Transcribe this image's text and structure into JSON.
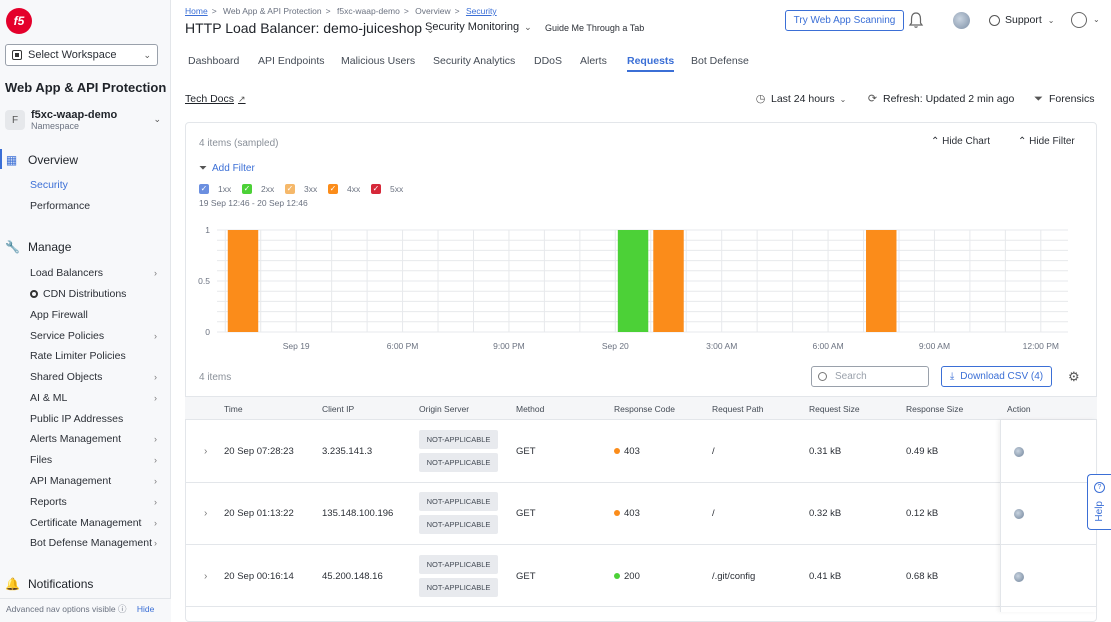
{
  "sidebar": {
    "logo": "f5",
    "workspace_select": "Select Workspace",
    "product_title": "Web App & API Protection",
    "namespace": {
      "avatar": "F",
      "name": "f5xc-waap-demo",
      "label": "Namespace"
    },
    "overview": {
      "label": "Overview",
      "subitems": [
        "Security",
        "Performance"
      ]
    },
    "manage": {
      "label": "Manage",
      "items": [
        {
          "label": "Load Balancers",
          "has_arrow": true
        },
        {
          "label": "CDN Distributions",
          "has_arrow": false
        },
        {
          "label": "App Firewall",
          "has_arrow": false
        },
        {
          "label": "Service Policies",
          "has_arrow": true
        },
        {
          "label": "Rate Limiter Policies",
          "has_arrow": false
        },
        {
          "label": "Shared Objects",
          "has_arrow": true
        },
        {
          "label": "AI & ML",
          "has_arrow": true
        },
        {
          "label": "Public IP Addresses",
          "has_arrow": false
        },
        {
          "label": "Alerts Management",
          "has_arrow": true
        },
        {
          "label": "Files",
          "has_arrow": true
        },
        {
          "label": "API Management",
          "has_arrow": true
        },
        {
          "label": "Reports",
          "has_arrow": true
        },
        {
          "label": "Certificate Management",
          "has_arrow": true
        },
        {
          "label": "Bot Defense Management",
          "has_arrow": true
        }
      ]
    },
    "notifications": "Notifications",
    "footer": {
      "text": "Advanced nav options visible",
      "hide": "Hide"
    }
  },
  "header": {
    "breadcrumb": [
      "Home",
      "Web App & API Protection",
      "f5xc-waap-demo",
      "Overview",
      "Security"
    ],
    "title": "HTTP Load Balancer: demo-juiceshop",
    "security_monitoring": "Security Monitoring",
    "guide": "Guide Me Through a Tab",
    "try_button": "Try Web App Scanning",
    "support": "Support"
  },
  "tabs": [
    {
      "label": "Dashboard",
      "active": false
    },
    {
      "label": "API Endpoints",
      "active": false
    },
    {
      "label": "Malicious Users",
      "active": false
    },
    {
      "label": "Security Analytics",
      "active": false
    },
    {
      "label": "DDoS",
      "active": false
    },
    {
      "label": "Alerts",
      "active": false
    },
    {
      "label": "Requests",
      "active": true
    },
    {
      "label": "Bot Defense",
      "active": false
    }
  ],
  "toolbar": {
    "tech_docs": "Tech Docs",
    "timeframe": "Last 24 hours",
    "refresh": "Refresh: Updated 2 min ago",
    "forensics": "Forensics"
  },
  "panel": {
    "items_sampled": "4 items (sampled)",
    "hide_chart": "Hide Chart",
    "hide_filter": "Hide Filter",
    "add_filter": "Add Filter",
    "legend": [
      {
        "label": "1xx",
        "color": "#6b8fe0"
      },
      {
        "label": "2xx",
        "color": "#4cd137"
      },
      {
        "label": "3xx",
        "color": "#f5b86a"
      },
      {
        "label": "4xx",
        "color": "#fb8c1a"
      },
      {
        "label": "5xx",
        "color": "#d62839"
      }
    ],
    "date_range": "19 Sep 12:46 - 20 Sep 12:46",
    "items_count": "4 items",
    "search_placeholder": "Search",
    "download": "Download CSV (4)"
  },
  "chart_data": {
    "type": "bar",
    "x_tick_labels": [
      "Sep 19",
      "6:00 PM",
      "9:00 PM",
      "Sep 20",
      "3:00 AM",
      "6:00 AM",
      "9:00 AM",
      "12:00 PM"
    ],
    "y_tick_labels": [
      "0",
      "0.5",
      "1"
    ],
    "ylim": [
      0,
      1
    ],
    "grid": true,
    "series": [
      {
        "name": "2xx",
        "color": "#4cd137",
        "bars": [
          {
            "x": "Sep 20 00:00",
            "value": 1
          }
        ]
      },
      {
        "name": "4xx",
        "color": "#fb8c1a",
        "bars": [
          {
            "x": "Sep 19 13:00",
            "value": 1
          },
          {
            "x": "Sep 20 01:00",
            "value": 1
          },
          {
            "x": "Sep 20 07:00",
            "value": 1
          }
        ]
      }
    ]
  },
  "table": {
    "headers": [
      "Time",
      "Client IP",
      "Origin Server",
      "Method",
      "Response Code",
      "Request Path",
      "Request Size",
      "Response Size",
      "Action"
    ],
    "rows": [
      {
        "time": "20 Sep 07:28:23",
        "ip": "3.235.141.3",
        "origin": [
          "NOT-APPLICABLE",
          "NOT-APPLICABLE"
        ],
        "method": "GET",
        "code": "403",
        "code_color": "#fb8c1a",
        "path": "/",
        "req_size": "0.31 kB",
        "resp_size": "0.49 kB"
      },
      {
        "time": "20 Sep 01:13:22",
        "ip": "135.148.100.196",
        "origin": [
          "NOT-APPLICABLE",
          "NOT-APPLICABLE"
        ],
        "method": "GET",
        "code": "403",
        "code_color": "#fb8c1a",
        "path": "/",
        "req_size": "0.32 kB",
        "resp_size": "0.12 kB"
      },
      {
        "time": "20 Sep 00:16:14",
        "ip": "45.200.148.16",
        "origin": [
          "NOT-APPLICABLE",
          "NOT-APPLICABLE"
        ],
        "method": "GET",
        "code": "200",
        "code_color": "#4cd137",
        "path": "/.git/config",
        "req_size": "0.41 kB",
        "resp_size": "0.68 kB"
      }
    ]
  },
  "help": "Help"
}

◆ What to work on:
Repeat the material above in full and exactly, apart from the pictures.

◆ Solution for this exercise:
Transcribe this image's text and structure into JSON.
{
  "sidebar": {
    "logo": "f5",
    "workspace_select": "Select Workspace",
    "product_title": "Web App & API Protection",
    "namespace": {
      "avatar": "F",
      "name": "f5xc-waap-demo",
      "label": "Namespace"
    },
    "overview": {
      "label": "Overview",
      "subitems": [
        "Security",
        "Performance"
      ]
    },
    "manage": {
      "label": "Manage",
      "items": [
        {
          "label": "Load Balancers",
          "has_arrow": true
        },
        {
          "label": "CDN Distributions",
          "has_arrow": false
        },
        {
          "label": "App Firewall",
          "has_arrow": false
        },
        {
          "label": "Service Policies",
          "has_arrow": true
        },
        {
          "label": "Rate Limiter Policies",
          "has_arrow": false
        },
        {
          "label": "Shared Objects",
          "has_arrow": true
        },
        {
          "label": "AI & ML",
          "has_arrow": true
        },
        {
          "label": "Public IP Addresses",
          "has_arrow": false
        },
        {
          "label": "Alerts Management",
          "has_arrow": true
        },
        {
          "label": "Files",
          "has_arrow": true
        },
        {
          "label": "API Management",
          "has_arrow": true
        },
        {
          "label": "Reports",
          "has_arrow": true
        },
        {
          "label": "Certificate Management",
          "has_arrow": true
        },
        {
          "label": "Bot Defense Management",
          "has_arrow": true
        }
      ]
    },
    "notifications": "Notifications",
    "footer": {
      "text": "Advanced nav options visible",
      "hide": "Hide"
    }
  },
  "header": {
    "breadcrumb": [
      "Home",
      "Web App & API Protection",
      "f5xc-waap-demo",
      "Overview",
      "Security"
    ],
    "title": "HTTP Load Balancer: demo-juiceshop",
    "security_monitoring": "Security Monitoring",
    "guide": "Guide Me Through a Tab",
    "try_button": "Try Web App Scanning",
    "support": "Support"
  },
  "tabs": [
    {
      "label": "Dashboard",
      "active": false
    },
    {
      "label": "API Endpoints",
      "active": false
    },
    {
      "label": "Malicious Users",
      "active": false
    },
    {
      "label": "Security Analytics",
      "active": false
    },
    {
      "label": "DDoS",
      "active": false
    },
    {
      "label": "Alerts",
      "active": false
    },
    {
      "label": "Requests",
      "active": true
    },
    {
      "label": "Bot Defense",
      "active": false
    }
  ],
  "toolbar": {
    "tech_docs": "Tech Docs",
    "timeframe": "Last 24 hours",
    "refresh": "Refresh: Updated 2 min ago",
    "forensics": "Forensics"
  },
  "panel": {
    "items_sampled": "4 items (sampled)",
    "hide_chart": "Hide Chart",
    "hide_filter": "Hide Filter",
    "add_filter": "Add Filter",
    "legend": [
      {
        "label": "1xx",
        "color": "#6b8fe0"
      },
      {
        "label": "2xx",
        "color": "#4cd137"
      },
      {
        "label": "3xx",
        "color": "#f5b86a"
      },
      {
        "label": "4xx",
        "color": "#fb8c1a"
      },
      {
        "label": "5xx",
        "color": "#d62839"
      }
    ],
    "date_range": "19 Sep 12:46 - 20 Sep 12:46",
    "items_count": "4 items",
    "search_placeholder": "Search",
    "download": "Download CSV (4)"
  },
  "chart_data": {
    "type": "bar",
    "x_tick_labels": [
      "Sep 19",
      "6:00 PM",
      "9:00 PM",
      "Sep 20",
      "3:00 AM",
      "6:00 AM",
      "9:00 AM",
      "12:00 PM"
    ],
    "y_tick_labels": [
      "0",
      "0.5",
      "1"
    ],
    "ylim": [
      0,
      1
    ],
    "grid": true,
    "series": [
      {
        "name": "2xx",
        "color": "#4cd137",
        "bars": [
          {
            "x": "Sep 20 00:00",
            "value": 1
          }
        ]
      },
      {
        "name": "4xx",
        "color": "#fb8c1a",
        "bars": [
          {
            "x": "Sep 19 13:00",
            "value": 1
          },
          {
            "x": "Sep 20 01:00",
            "value": 1
          },
          {
            "x": "Sep 20 07:00",
            "value": 1
          }
        ]
      }
    ]
  },
  "table": {
    "headers": [
      "Time",
      "Client IP",
      "Origin Server",
      "Method",
      "Response Code",
      "Request Path",
      "Request Size",
      "Response Size",
      "Action"
    ],
    "rows": [
      {
        "time": "20 Sep 07:28:23",
        "ip": "3.235.141.3",
        "origin": [
          "NOT-APPLICABLE",
          "NOT-APPLICABLE"
        ],
        "method": "GET",
        "code": "403",
        "code_color": "#fb8c1a",
        "path": "/",
        "req_size": "0.31 kB",
        "resp_size": "0.49 kB"
      },
      {
        "time": "20 Sep 01:13:22",
        "ip": "135.148.100.196",
        "origin": [
          "NOT-APPLICABLE",
          "NOT-APPLICABLE"
        ],
        "method": "GET",
        "code": "403",
        "code_color": "#fb8c1a",
        "path": "/",
        "req_size": "0.32 kB",
        "resp_size": "0.12 kB"
      },
      {
        "time": "20 Sep 00:16:14",
        "ip": "45.200.148.16",
        "origin": [
          "NOT-APPLICABLE",
          "NOT-APPLICABLE"
        ],
        "method": "GET",
        "code": "200",
        "code_color": "#4cd137",
        "path": "/.git/config",
        "req_size": "0.41 kB",
        "resp_size": "0.68 kB"
      }
    ]
  },
  "help": "Help"
}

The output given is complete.